Written instruction: Your answer is a single number: how many lines hold the word "refresh"?

Stored rows:
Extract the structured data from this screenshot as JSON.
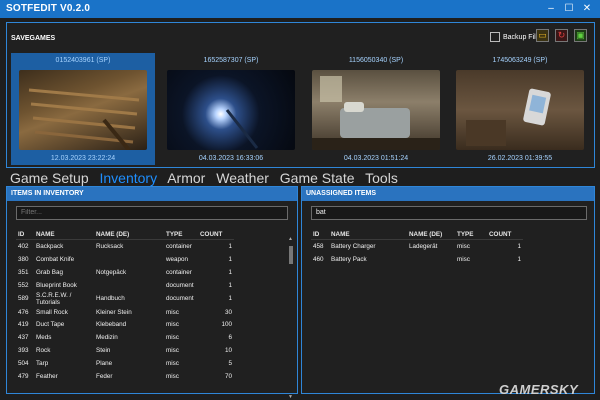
{
  "titlebar": {
    "title": "SOTFEDIT V0.2.0",
    "icons": [
      "minimize-icon",
      "maximize-icon",
      "close-icon"
    ]
  },
  "savegames": {
    "header": "SAVEGAMES",
    "backup_label": "Backup Files",
    "backup_checked": false,
    "tools": [
      "folder-icon",
      "refresh-icon",
      "save-icon"
    ],
    "slots": [
      {
        "id": "0152403961 (SP)",
        "date": "12.03.2023 23:22:24",
        "selected": true
      },
      {
        "id": "1652587307 (SP)",
        "date": "04.03.2023 16:33:06",
        "selected": false
      },
      {
        "id": "1156050340 (SP)",
        "date": "04.03.2023 01:51:24",
        "selected": false
      },
      {
        "id": "1745063249 (SP)",
        "date": "26.02.2023 01:39:55",
        "selected": false
      }
    ]
  },
  "tabs": [
    {
      "label": "Game Setup",
      "active": false
    },
    {
      "label": "Inventory",
      "active": true
    },
    {
      "label": "Armor",
      "active": false
    },
    {
      "label": "Weather",
      "active": false
    },
    {
      "label": "Game State",
      "active": false
    },
    {
      "label": "Tools",
      "active": false
    }
  ],
  "inventory": {
    "header": "ITEMS IN INVENTORY",
    "filter_placeholder": "Filter...",
    "columns": [
      "ID",
      "NAME",
      "NAME (DE)",
      "TYPE",
      "COUNT"
    ],
    "rows": [
      [
        "402",
        "Backpack",
        "Rucksack",
        "container",
        "1"
      ],
      [
        "380",
        "Combat Knife",
        "",
        "weapon",
        "1"
      ],
      [
        "351",
        "Grab Bag",
        "Notgepäck",
        "container",
        "1"
      ],
      [
        "552",
        "Blueprint Book",
        "",
        "document",
        "1"
      ],
      [
        "589",
        "S.C.R.E.W. / Tutorials",
        "Handbuch",
        "document",
        "1"
      ],
      [
        "476",
        "Small Rock",
        "Kleiner Stein",
        "misc",
        "30"
      ],
      [
        "419",
        "Duct Tape",
        "Klebeband",
        "misc",
        "100"
      ],
      [
        "437",
        "Meds",
        "Medizin",
        "misc",
        "6"
      ],
      [
        "393",
        "Rock",
        "Stein",
        "misc",
        "10"
      ],
      [
        "504",
        "Tarp",
        "Plane",
        "misc",
        "5"
      ],
      [
        "479",
        "Feather",
        "Feder",
        "misc",
        "70"
      ]
    ]
  },
  "unassigned": {
    "header": "UNASSIGNED ITEMS",
    "filter_value": "bat",
    "columns": [
      "ID",
      "NAME",
      "NAME (DE)",
      "TYPE",
      "COUNT"
    ],
    "rows": [
      [
        "458",
        "Battery Charger",
        "Ladegerät",
        "misc",
        "1"
      ],
      [
        "460",
        "Battery Pack",
        "",
        "misc",
        "1"
      ]
    ]
  },
  "watermark": "GAMERSKY"
}
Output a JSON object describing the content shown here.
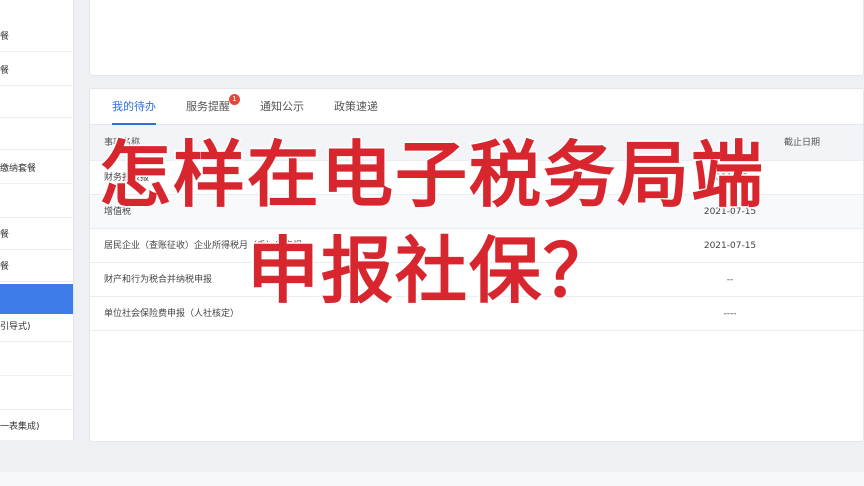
{
  "sidebar": {
    "items": [
      {
        "label": "餐",
        "name": "sidebar-item-1"
      },
      {
        "label": "餐",
        "name": "sidebar-item-2"
      },
      {
        "label": "",
        "name": "sidebar-item-3"
      },
      {
        "label": "",
        "name": "sidebar-item-4"
      },
      {
        "label": "缴纳套餐",
        "name": "sidebar-item-5"
      },
      {
        "label": "",
        "name": "sidebar-item-6"
      },
      {
        "label": "餐",
        "name": "sidebar-item-7"
      },
      {
        "label": "餐",
        "name": "sidebar-item-8"
      },
      {
        "label": "",
        "name": "sidebar-item-9-active"
      },
      {
        "label": "引导式)",
        "name": "sidebar-item-10"
      },
      {
        "label": "",
        "name": "sidebar-item-11"
      },
      {
        "label": "",
        "name": "sidebar-item-12"
      },
      {
        "label": "一表集成)",
        "name": "sidebar-item-13"
      }
    ]
  },
  "tabs": {
    "todo": "我的待办",
    "service": "服务提醒",
    "service_badge": "1",
    "notice": "通知公示",
    "policy": "政策速递"
  },
  "table": {
    "headers": {
      "name": "事项名称",
      "date": "截止日期"
    },
    "rows": [
      {
        "name": "财务报表报",
        "date": "2021-07-"
      },
      {
        "name": "增值税",
        "date": "2021-07-15"
      },
      {
        "name": "居民企业（查账征收）企业所得税月（季）度申报",
        "date": "2021-07-15"
      },
      {
        "name": "财产和行为税合并纳税申报",
        "date": "--"
      },
      {
        "name": "单位社会保险费申报（人社核定）",
        "date": "----"
      }
    ]
  },
  "overlay": {
    "line1": "怎样在电子税务局端",
    "line2": "申报社保？"
  },
  "colors": {
    "accent": "#2e6fd8",
    "active_sidebar": "#3e7de8",
    "overlay_text": "#d8262f",
    "badge": "#e8443a"
  }
}
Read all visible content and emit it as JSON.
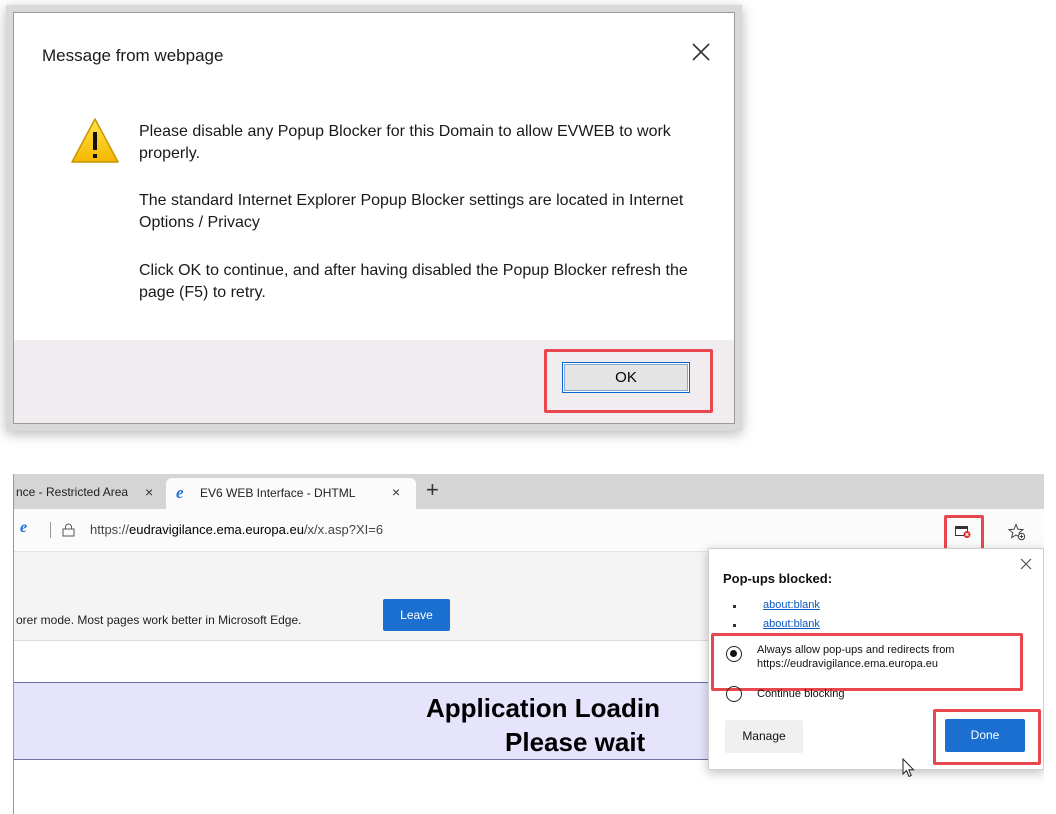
{
  "dialog": {
    "title": "Message from webpage",
    "message_1": "Please disable any Popup Blocker for this Domain to allow EVWEB to work properly.",
    "message_2": "The standard Internet Explorer Popup Blocker settings are located in Internet Options / Privacy",
    "message_3": "Click OK to continue, and after having disabled the Popup Blocker refresh the page (F5) to retry.",
    "ok_label": "OK",
    "icon": "warning-icon",
    "highlight_color": "#e8474d"
  },
  "browser": {
    "tabs": [
      {
        "label": "nce - Restricted Area",
        "close": "×"
      },
      {
        "label": "EV6 WEB Interface - DHTML",
        "close": "×",
        "icon": "ie-icon"
      }
    ],
    "new_tab": "+",
    "url_prefix": "https://",
    "url_host": "eudravigilance.ema.europa.eu",
    "url_path": "/x/x.asp?XI=6",
    "info_text": "orer mode. Most pages work better in Microsoft Edge.",
    "leave_label": "Leave",
    "loading_line_1": "Application Loadin",
    "loading_line_2": "Please wait",
    "accent_color": "#1a6fd0"
  },
  "flyout": {
    "title": "Pop-ups blocked:",
    "links": [
      "about:blank",
      "about:blank"
    ],
    "option_allow": "Always allow pop-ups and redirects from https://eudravigilance.ema.europa.eu",
    "option_block": "Continue blocking",
    "selected_option": "allow",
    "manage_label": "Manage",
    "done_label": "Done"
  }
}
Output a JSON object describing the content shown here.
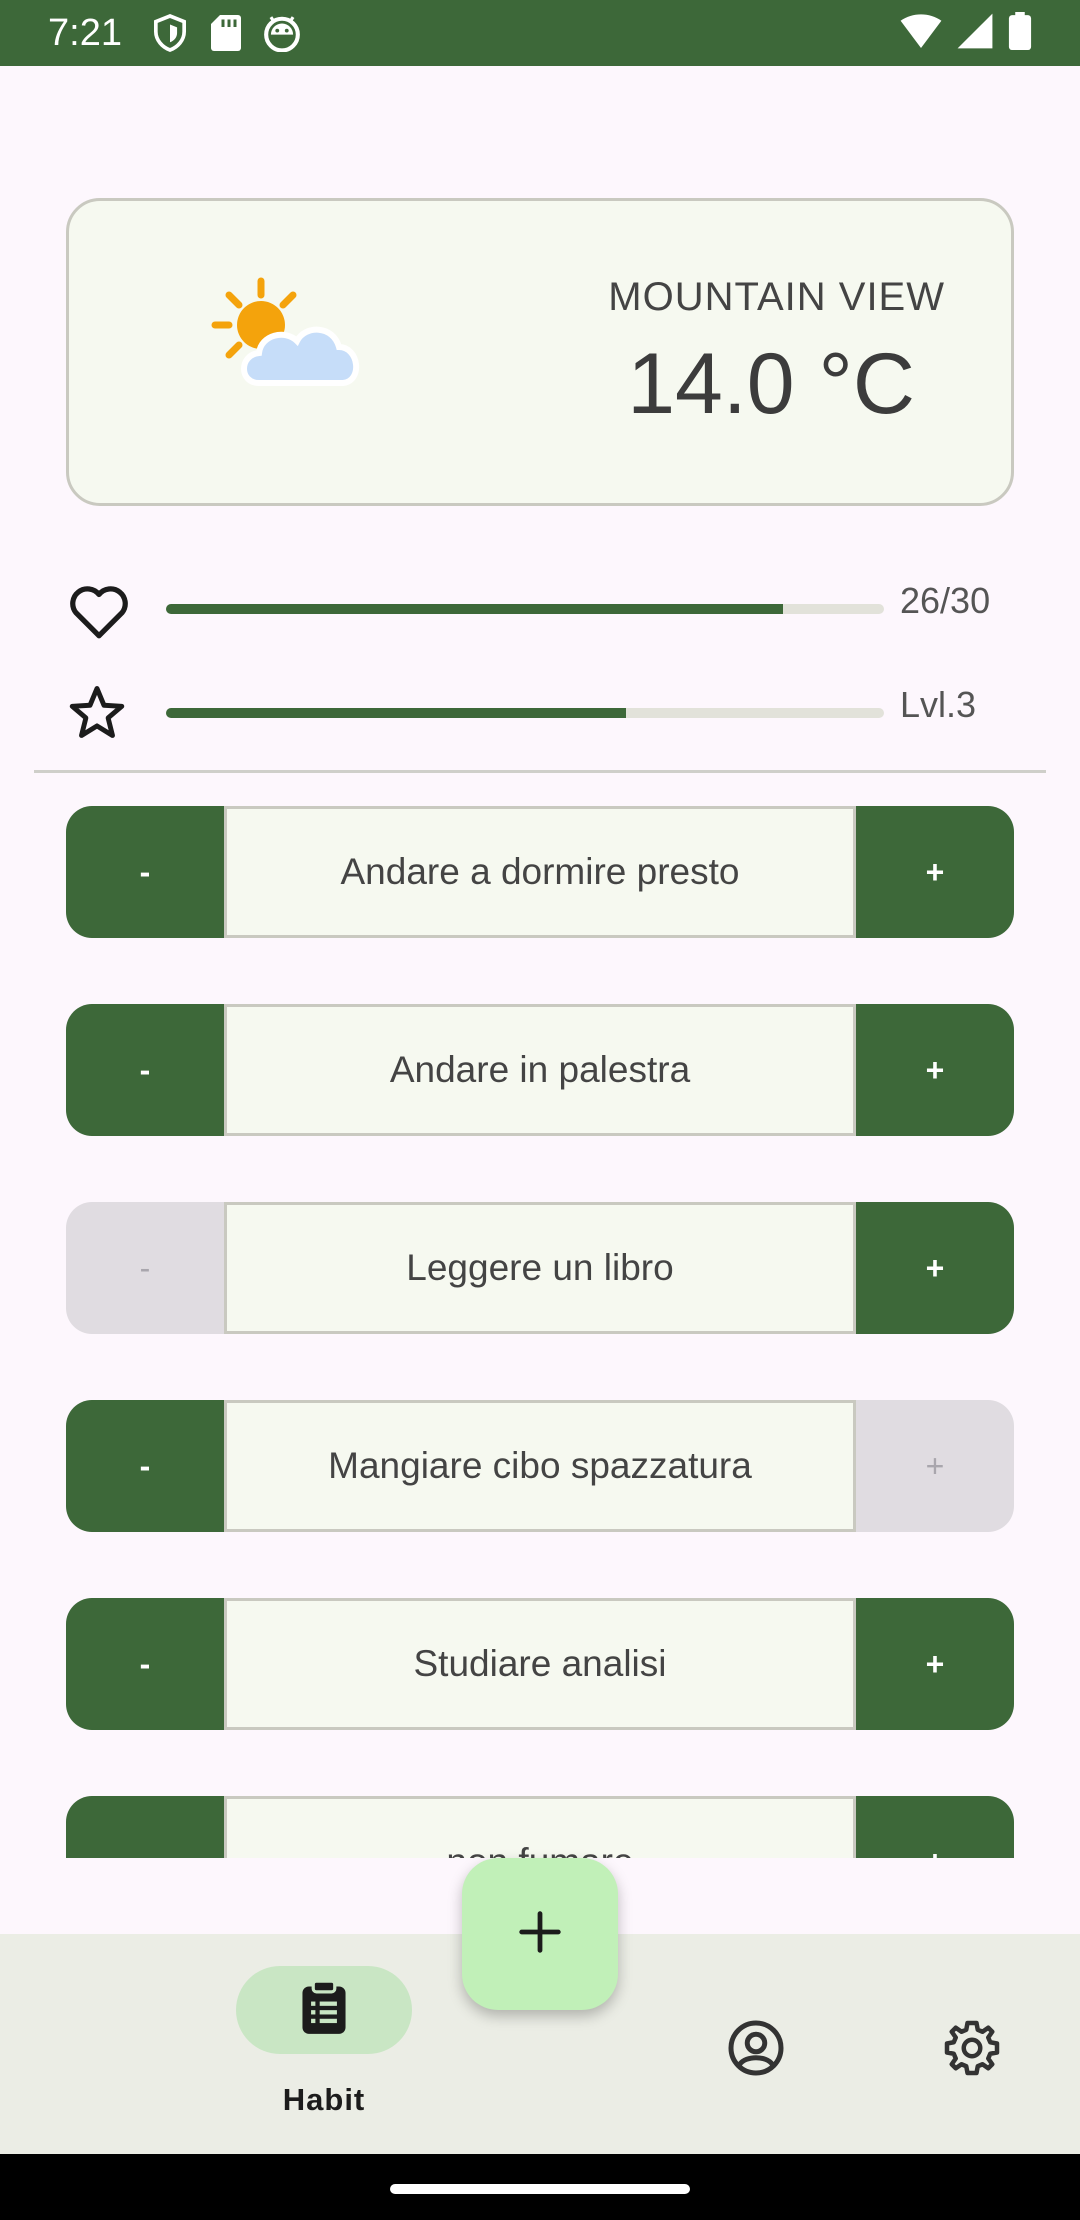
{
  "status_bar": {
    "time": "7:21",
    "background": "#3d6839",
    "left_icons": [
      "shield-icon",
      "sd-card-icon",
      "android-icon"
    ],
    "right_icons": [
      "wifi-icon",
      "signal-icon",
      "battery-icon"
    ]
  },
  "weather": {
    "city": "MOUNTAIN VIEW",
    "temperature": "14.0 °C",
    "icon": "partly-cloudy-icon"
  },
  "stats": {
    "health": {
      "icon": "heart-icon",
      "value_label": "26/30",
      "fraction": 0.86
    },
    "level": {
      "icon": "star-icon",
      "value_label": "Lvl.3",
      "fraction": 0.64
    }
  },
  "habits": [
    {
      "name": "Andare a dormire presto",
      "minus_label": "-",
      "plus_label": "+",
      "minus_enabled": true,
      "plus_enabled": true
    },
    {
      "name": "Andare in palestra",
      "minus_label": "-",
      "plus_label": "+",
      "minus_enabled": true,
      "plus_enabled": true
    },
    {
      "name": "Leggere un libro",
      "minus_label": "-",
      "plus_label": "+",
      "minus_enabled": false,
      "plus_enabled": true
    },
    {
      "name": "Mangiare cibo spazzatura",
      "minus_label": "-",
      "plus_label": "+",
      "minus_enabled": true,
      "plus_enabled": false
    },
    {
      "name": "Studiare analisi",
      "minus_label": "-",
      "plus_label": "+",
      "minus_enabled": true,
      "plus_enabled": true
    },
    {
      "name": "non fumare",
      "minus_label": "-",
      "plus_label": "+",
      "minus_enabled": true,
      "plus_enabled": true
    }
  ],
  "fab": {
    "icon": "plus-icon"
  },
  "bottom_nav": {
    "items": [
      {
        "label": "Habit",
        "icon": "clipboard-icon",
        "selected": true
      },
      {
        "label": "",
        "icon": "profile-icon",
        "selected": false
      },
      {
        "label": "",
        "icon": "gear-icon",
        "selected": false
      }
    ]
  },
  "colors": {
    "primary": "#3d6839",
    "disabled": "#e0dce1",
    "card": "#f6f9f0",
    "fab": "#c1f0b8",
    "nav_indicator": "#c9e6c4",
    "background": "#fdf7fd"
  }
}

Result for this exercise: 2